EXERCISE:
The answer is the number of lines in the data that contain the word "wurde"; give it alone.

ENTRIES SUPPLIED:
• • • • •

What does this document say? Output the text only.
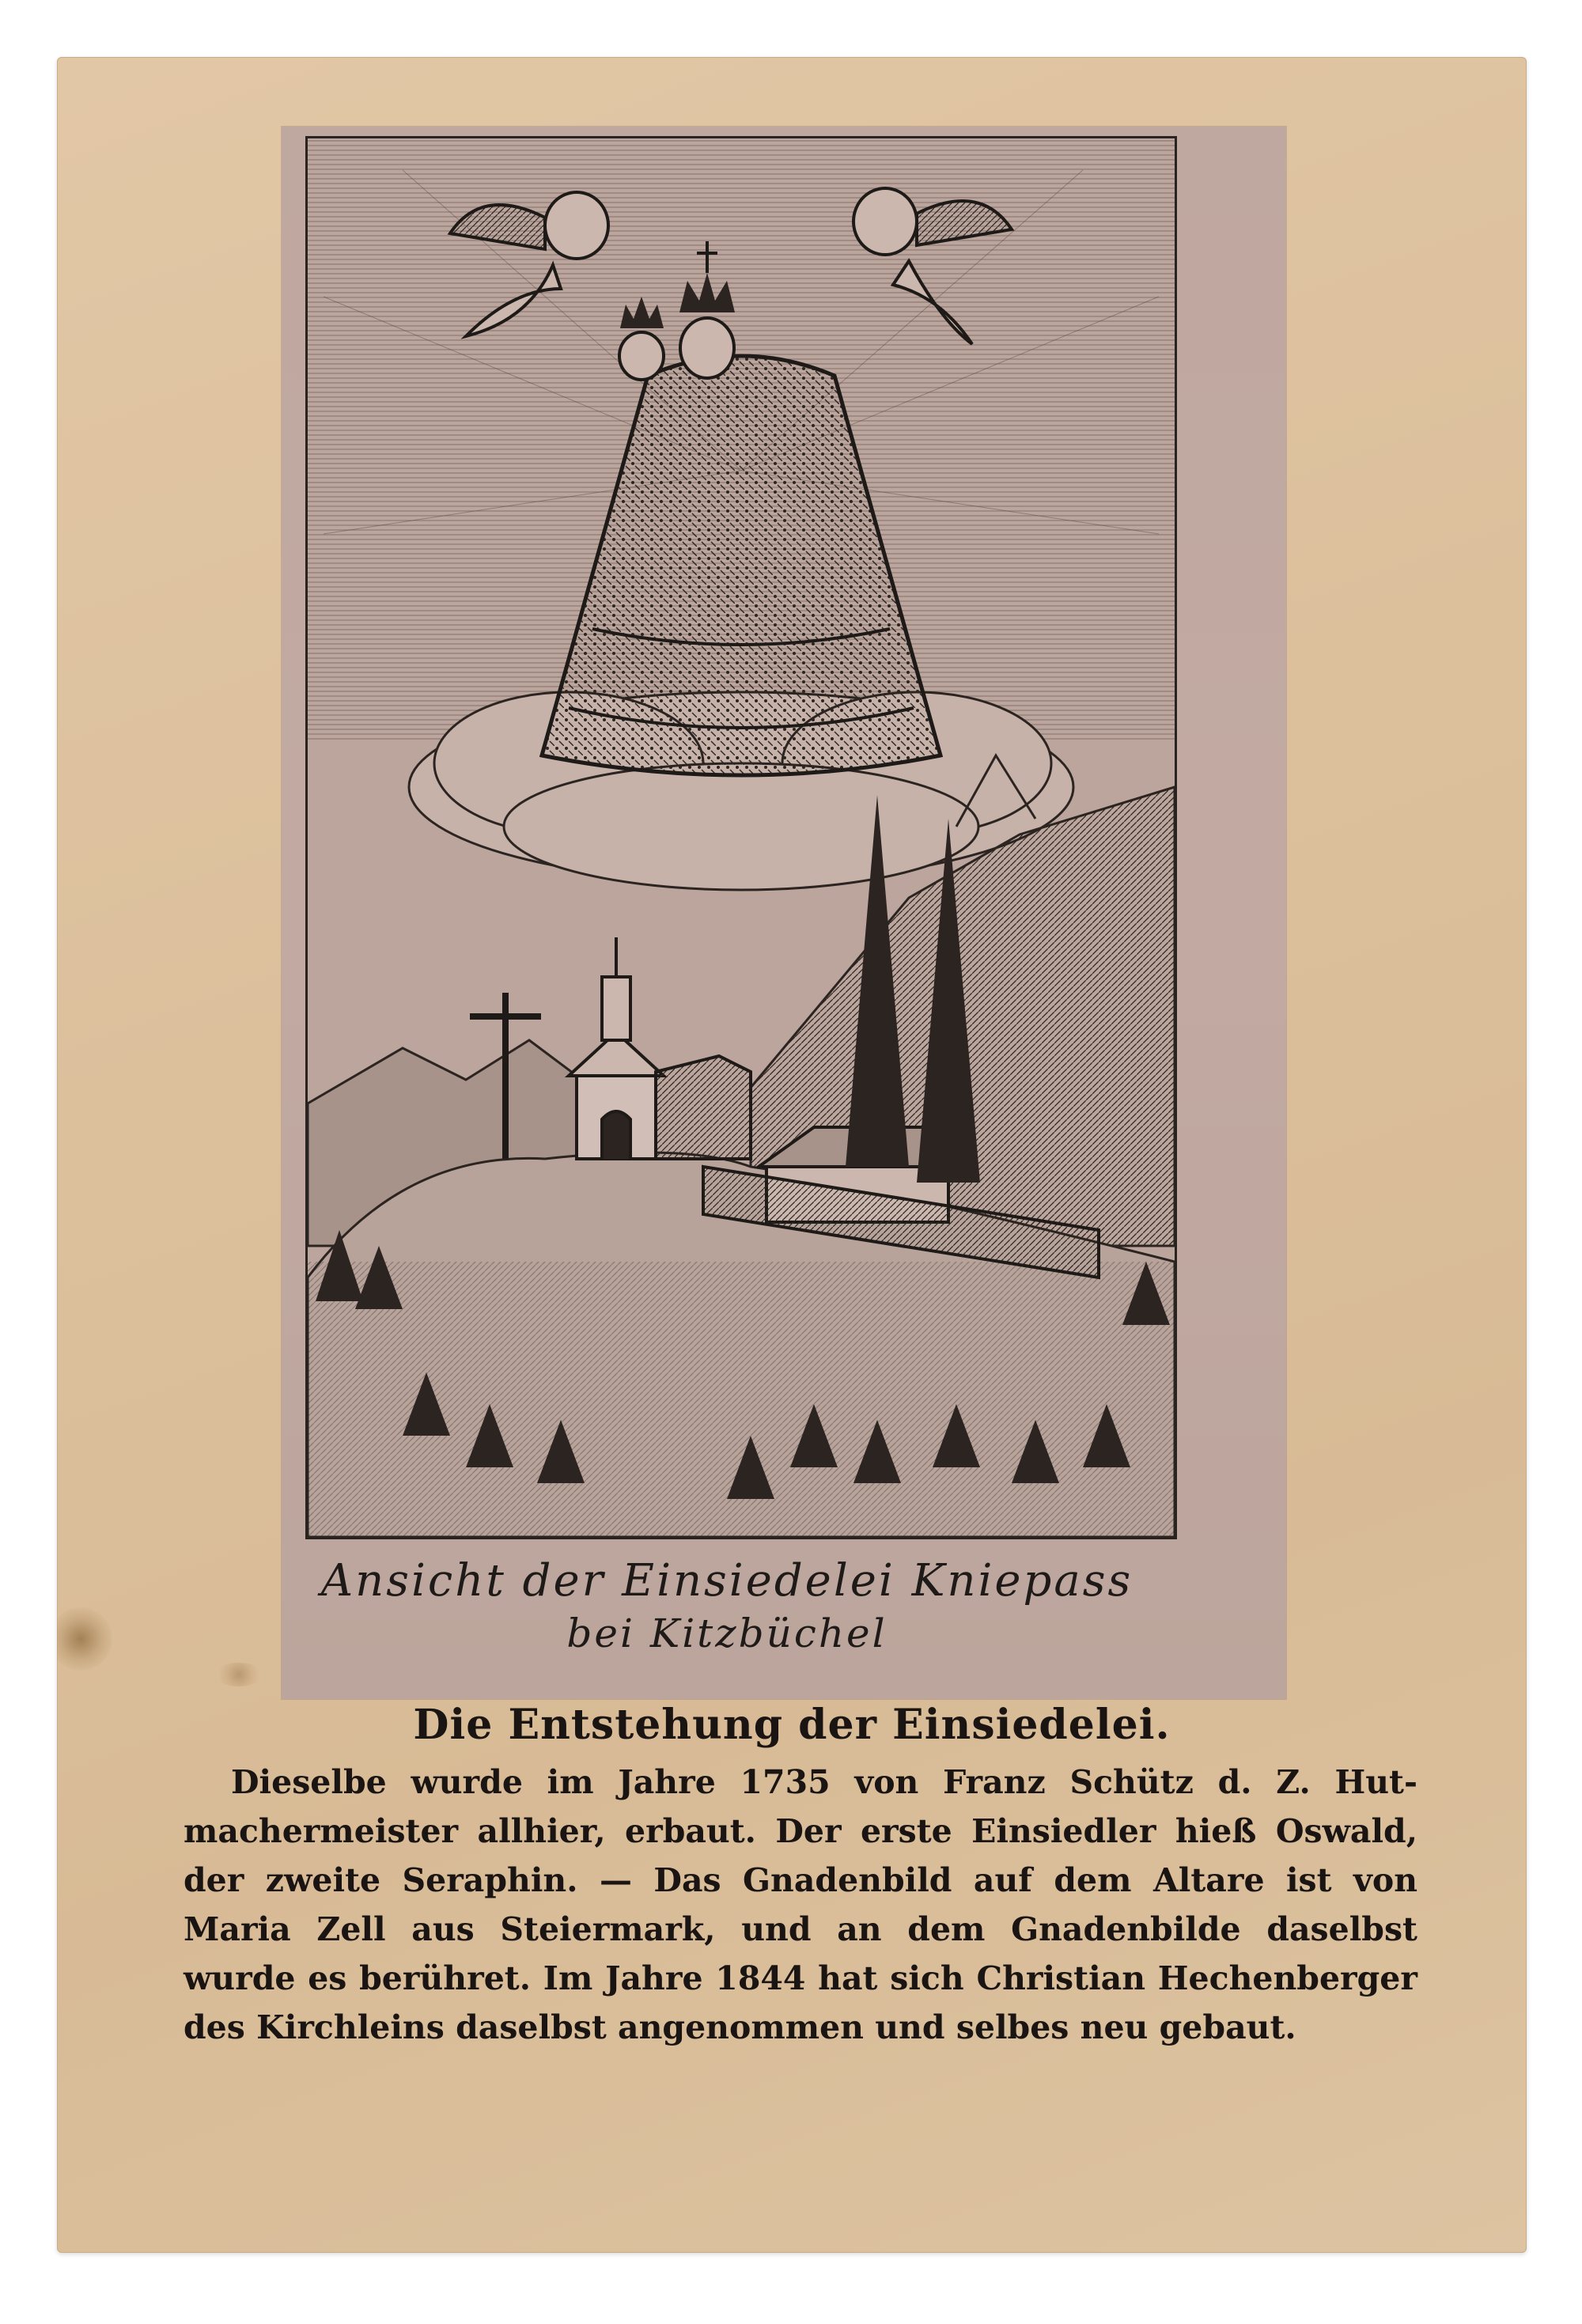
Ansicht der Einsiedelei Kniepass
bei Kitzbüchel
Die Entstehung der Einsiedelei.
Dieselbe wurde im Jahre 1735 von Franz Schütz d. Z. Hut-
machermeister allhier, erbaut. Der erste Einsiedler hieß Oswald,
der zweite Seraphin. — Das Gnadenbild auf dem Altare ist von
Maria Zell aus Steiermark, und an dem Gnadenbilde daselbst
wurde es berühret. Im Jahre 1844 hat sich Christian Hechenberger
des Kirchleins daselbst angenommen und selbes neu gebaut.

• • • • •

ANSWER TO THIS EXERCISE:
2